### Reading text

++++++++++++++++++++

THE ICE TOWER - THE CAMBRIDGE FILM FESTIVAL

THE ICE TOWER - THE CAMBRIDGE FILM FESTIVAL

Maron Cottillard ast the Queen

‘Well I’m a big fan of ‘Frozen’, explained one burly young man on the way out of The Ice Tower, “And this was Frozen with a dark side”. He looked an unlikely member of the teen army that propels the Disney production to multi-million -pound merch and music driven global success, but he knocked it right on the head.

The award-winning two hour long laconic French version tested the later night screening cinema goers. So soporific was it, people fell quietly asleep only to wake to find we were only a few frames on in the story. Dialogue in this film could easily slot into a few sheets of script, so solemnly silently it progressed.

Jeanne, a tender and vulnerable Clara Pacini walks out of her foster home (this fact conveyed by a split second post card) into the snowy mountains in search of the mythical Queen. She hitches a lift to the Snow Queen studio, sleeps rough in the basement and emerges to pose as an extra. The filming has hit a gloomy, tense and worrying phase. Its star, the ageing actress  Cristina (Marion Cotillard), has fallen out with her director and crew and  regularly stalks out of the studio to her dressing room where her boyfriend/doctor administers drugs to pep her up, Bianca, as Jeanne has become, spies on Cristina, a woman just as mysterious as the Ice Queen she plays. And as dangerous.

++++++++++++++++++++

Element location listings
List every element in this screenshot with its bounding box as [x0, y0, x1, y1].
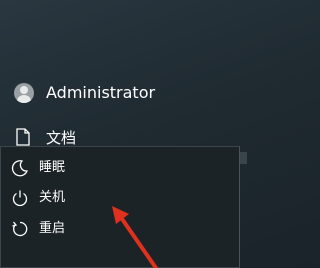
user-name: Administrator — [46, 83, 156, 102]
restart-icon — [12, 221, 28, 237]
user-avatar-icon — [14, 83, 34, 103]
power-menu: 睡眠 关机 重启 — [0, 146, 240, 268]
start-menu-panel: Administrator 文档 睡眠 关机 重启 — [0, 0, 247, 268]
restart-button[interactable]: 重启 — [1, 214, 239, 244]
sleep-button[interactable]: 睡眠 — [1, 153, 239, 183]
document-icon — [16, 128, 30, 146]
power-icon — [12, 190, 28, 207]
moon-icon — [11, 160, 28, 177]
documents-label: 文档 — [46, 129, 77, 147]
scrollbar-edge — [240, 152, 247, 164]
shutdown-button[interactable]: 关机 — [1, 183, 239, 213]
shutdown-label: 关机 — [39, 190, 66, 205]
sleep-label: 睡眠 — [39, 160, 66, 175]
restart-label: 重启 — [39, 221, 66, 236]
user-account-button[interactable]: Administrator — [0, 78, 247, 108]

++++++++++++++++++++

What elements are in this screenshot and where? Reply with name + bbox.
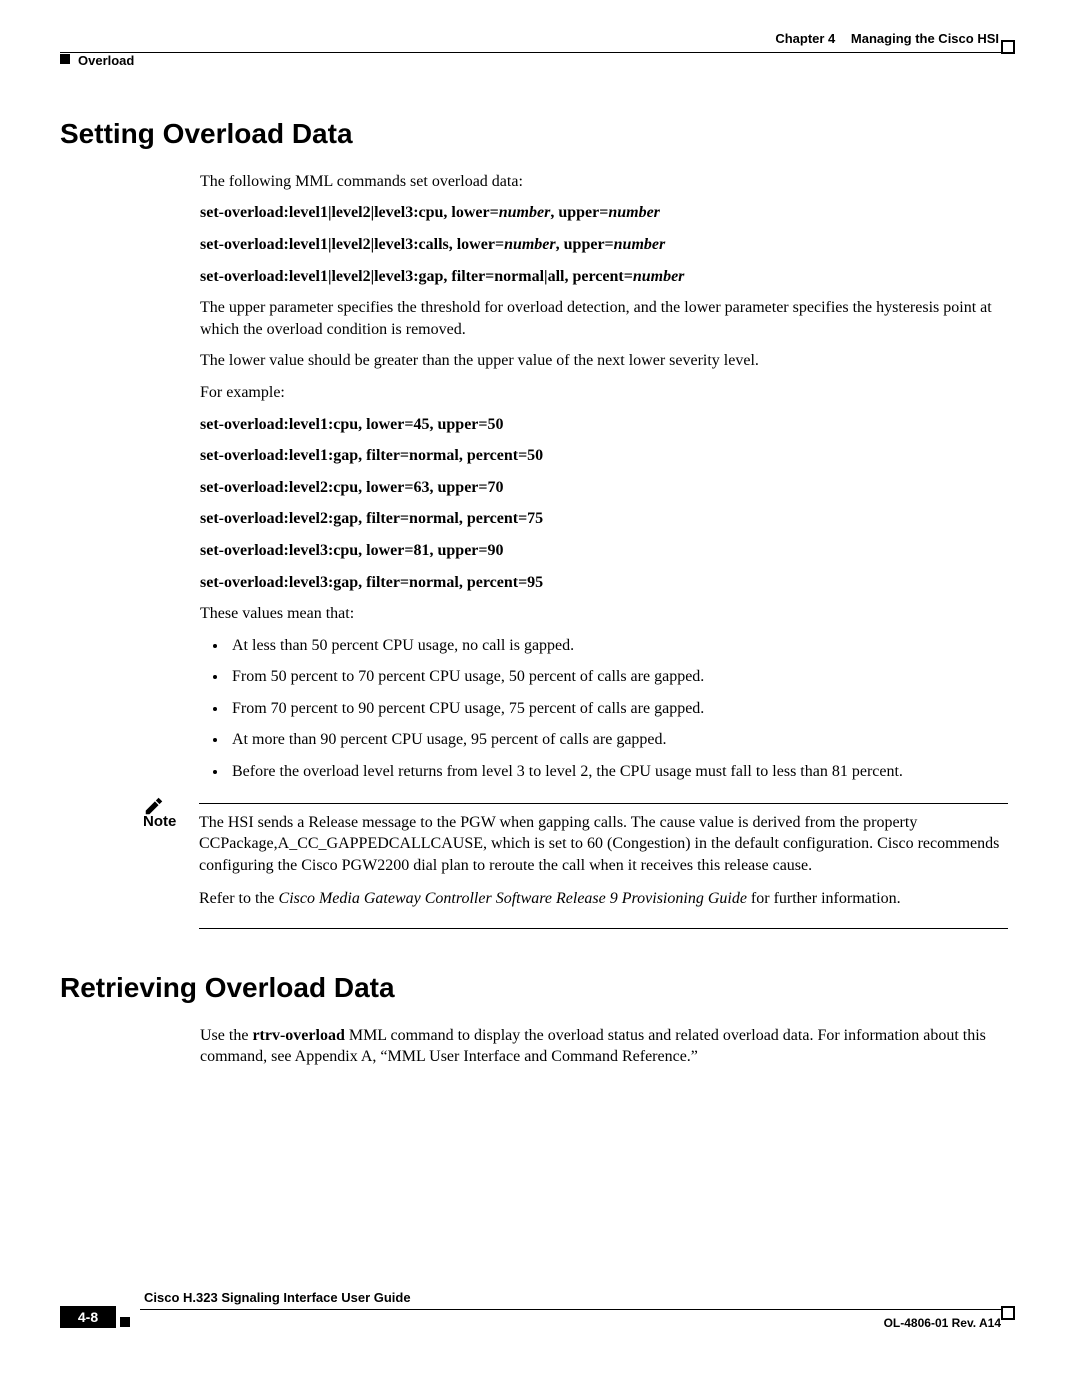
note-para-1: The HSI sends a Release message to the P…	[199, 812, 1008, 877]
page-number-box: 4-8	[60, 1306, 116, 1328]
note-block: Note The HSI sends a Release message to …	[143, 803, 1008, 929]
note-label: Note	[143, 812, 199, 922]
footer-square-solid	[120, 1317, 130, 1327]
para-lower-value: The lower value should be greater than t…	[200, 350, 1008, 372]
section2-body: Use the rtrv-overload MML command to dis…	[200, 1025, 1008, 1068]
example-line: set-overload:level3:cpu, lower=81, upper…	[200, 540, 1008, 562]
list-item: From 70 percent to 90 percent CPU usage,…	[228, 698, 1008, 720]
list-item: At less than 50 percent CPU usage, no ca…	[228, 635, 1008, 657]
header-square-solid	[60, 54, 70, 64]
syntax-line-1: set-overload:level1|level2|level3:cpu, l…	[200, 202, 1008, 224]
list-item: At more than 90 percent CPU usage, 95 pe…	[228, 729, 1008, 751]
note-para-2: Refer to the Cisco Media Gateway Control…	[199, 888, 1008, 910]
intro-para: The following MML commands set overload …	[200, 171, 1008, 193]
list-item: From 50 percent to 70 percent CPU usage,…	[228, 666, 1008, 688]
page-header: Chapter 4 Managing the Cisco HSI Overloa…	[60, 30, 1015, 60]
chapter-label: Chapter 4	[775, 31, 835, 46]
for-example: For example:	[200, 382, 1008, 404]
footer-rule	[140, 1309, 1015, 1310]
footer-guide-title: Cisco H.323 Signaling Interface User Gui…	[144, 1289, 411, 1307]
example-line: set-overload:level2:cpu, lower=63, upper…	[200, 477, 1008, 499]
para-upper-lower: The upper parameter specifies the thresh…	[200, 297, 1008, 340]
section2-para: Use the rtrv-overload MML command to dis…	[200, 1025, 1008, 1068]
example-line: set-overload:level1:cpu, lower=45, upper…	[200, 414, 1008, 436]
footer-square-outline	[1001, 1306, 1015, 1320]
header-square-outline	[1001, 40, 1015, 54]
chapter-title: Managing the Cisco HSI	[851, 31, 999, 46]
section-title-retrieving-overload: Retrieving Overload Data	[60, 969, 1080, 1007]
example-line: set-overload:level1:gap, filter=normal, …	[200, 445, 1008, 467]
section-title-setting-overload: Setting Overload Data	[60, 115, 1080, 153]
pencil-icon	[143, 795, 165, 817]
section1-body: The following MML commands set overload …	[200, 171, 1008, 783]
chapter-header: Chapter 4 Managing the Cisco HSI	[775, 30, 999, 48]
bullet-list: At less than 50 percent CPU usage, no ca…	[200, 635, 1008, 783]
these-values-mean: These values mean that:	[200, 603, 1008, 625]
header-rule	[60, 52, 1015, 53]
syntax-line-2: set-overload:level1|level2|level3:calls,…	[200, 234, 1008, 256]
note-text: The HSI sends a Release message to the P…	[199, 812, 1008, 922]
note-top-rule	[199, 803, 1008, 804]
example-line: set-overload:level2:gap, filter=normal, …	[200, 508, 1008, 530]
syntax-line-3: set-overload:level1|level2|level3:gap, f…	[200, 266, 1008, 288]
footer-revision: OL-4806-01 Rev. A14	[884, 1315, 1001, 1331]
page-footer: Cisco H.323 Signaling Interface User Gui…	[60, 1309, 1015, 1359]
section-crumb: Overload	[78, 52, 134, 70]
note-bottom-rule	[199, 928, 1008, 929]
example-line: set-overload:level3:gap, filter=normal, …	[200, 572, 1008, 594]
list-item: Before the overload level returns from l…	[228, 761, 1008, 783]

++++++++++++++++++++

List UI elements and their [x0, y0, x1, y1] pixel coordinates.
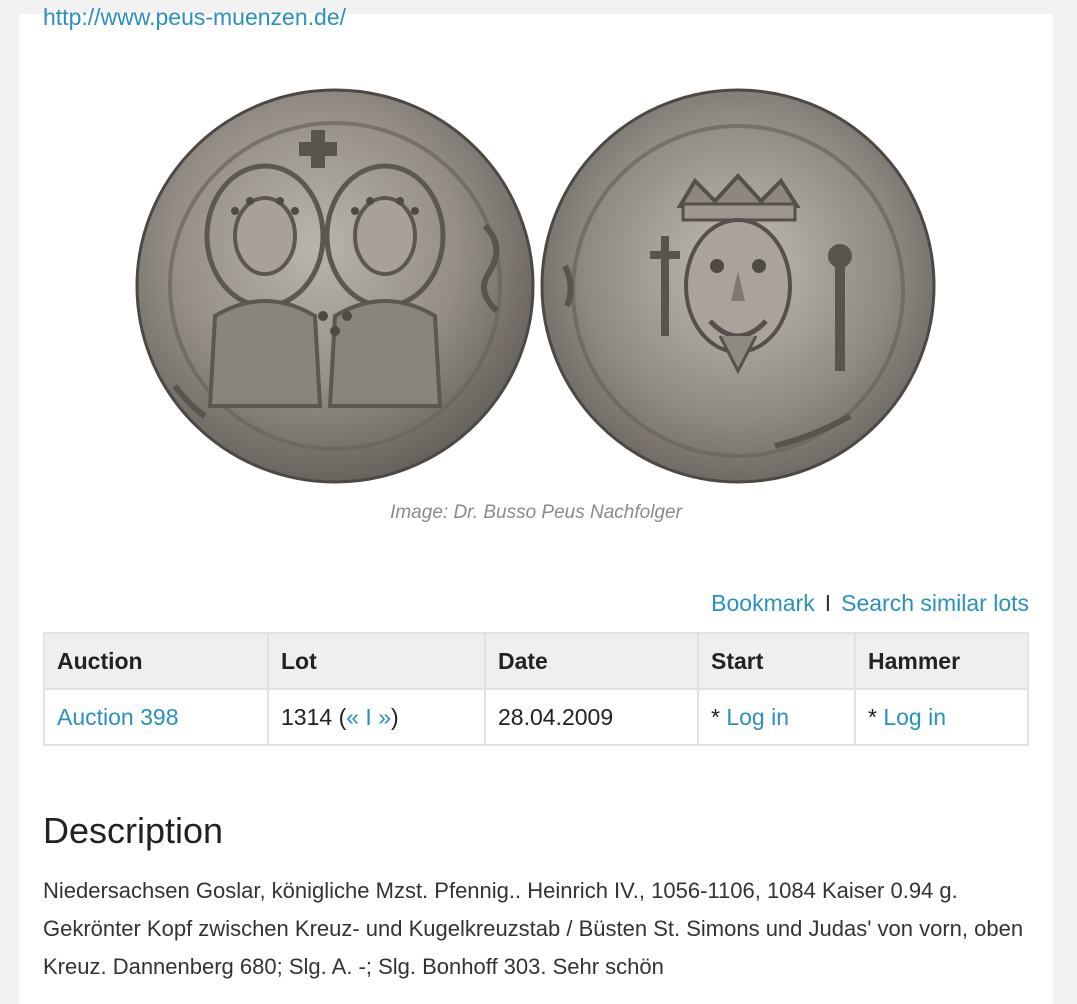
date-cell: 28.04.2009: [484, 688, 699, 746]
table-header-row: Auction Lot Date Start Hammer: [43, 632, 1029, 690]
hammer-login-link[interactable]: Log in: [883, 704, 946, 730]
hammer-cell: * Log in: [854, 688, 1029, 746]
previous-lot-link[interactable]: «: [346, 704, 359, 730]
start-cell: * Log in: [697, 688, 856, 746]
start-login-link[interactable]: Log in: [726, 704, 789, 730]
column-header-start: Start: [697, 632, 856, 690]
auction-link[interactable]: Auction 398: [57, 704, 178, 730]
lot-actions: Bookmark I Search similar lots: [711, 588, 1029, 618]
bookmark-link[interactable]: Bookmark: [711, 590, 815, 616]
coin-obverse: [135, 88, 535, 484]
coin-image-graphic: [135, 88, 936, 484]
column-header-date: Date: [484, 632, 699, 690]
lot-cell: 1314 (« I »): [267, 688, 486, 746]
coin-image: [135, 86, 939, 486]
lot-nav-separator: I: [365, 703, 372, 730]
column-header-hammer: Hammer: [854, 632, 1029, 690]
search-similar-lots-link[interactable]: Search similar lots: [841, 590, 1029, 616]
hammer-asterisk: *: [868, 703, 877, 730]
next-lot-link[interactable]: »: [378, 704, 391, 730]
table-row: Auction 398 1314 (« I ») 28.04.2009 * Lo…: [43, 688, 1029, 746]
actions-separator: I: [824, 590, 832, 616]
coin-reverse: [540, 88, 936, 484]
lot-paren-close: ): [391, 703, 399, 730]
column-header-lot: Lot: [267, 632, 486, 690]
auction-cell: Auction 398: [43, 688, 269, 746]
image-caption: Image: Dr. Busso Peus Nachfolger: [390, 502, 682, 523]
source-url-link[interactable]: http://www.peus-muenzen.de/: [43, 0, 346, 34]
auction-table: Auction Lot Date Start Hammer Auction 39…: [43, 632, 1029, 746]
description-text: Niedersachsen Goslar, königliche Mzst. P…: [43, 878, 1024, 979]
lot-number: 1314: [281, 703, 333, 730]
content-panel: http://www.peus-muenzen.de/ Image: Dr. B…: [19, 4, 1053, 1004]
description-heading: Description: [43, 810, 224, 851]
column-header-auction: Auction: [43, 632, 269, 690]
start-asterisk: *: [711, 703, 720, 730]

++++++++++++++++++++

### Given task A
According to the film review, what name does Jeanne go by once she is at the studio?
### Given task B
Write the next part of the review of The Ice Tower, picking up after its last sentence.

### Written reply A
She goes by the name Bianca.

### Written reply B
The only sliver of hope lies back in Jeanne’s home where the little girl she comforts, awaits her return, with a promised gift – a stolen crystal. But even that moment is firmly muted with only the bauble left and no reunion. Bosnian born Lucile Hadzihalilovic’s version of the ancient story still retains symbolic beads and ornaments to represent Bianca’s pact with her idol, and although the Southern Tyrol of the set is massive and impressive, it has little of the ‘struggle aided by love’ at the heart of original.

The studio is silent, the crew and cast miserable. The set mingles fake with the grandeur of the natural world outside. But there is too much emphasis, for me, on the mask-like beauty of the Ice Queen and endless shots of her promenade towards the camera. Macabre drama is there, with the threat of a raven – blood and terrifying flapping. Dream is mixed wordlessly with reality.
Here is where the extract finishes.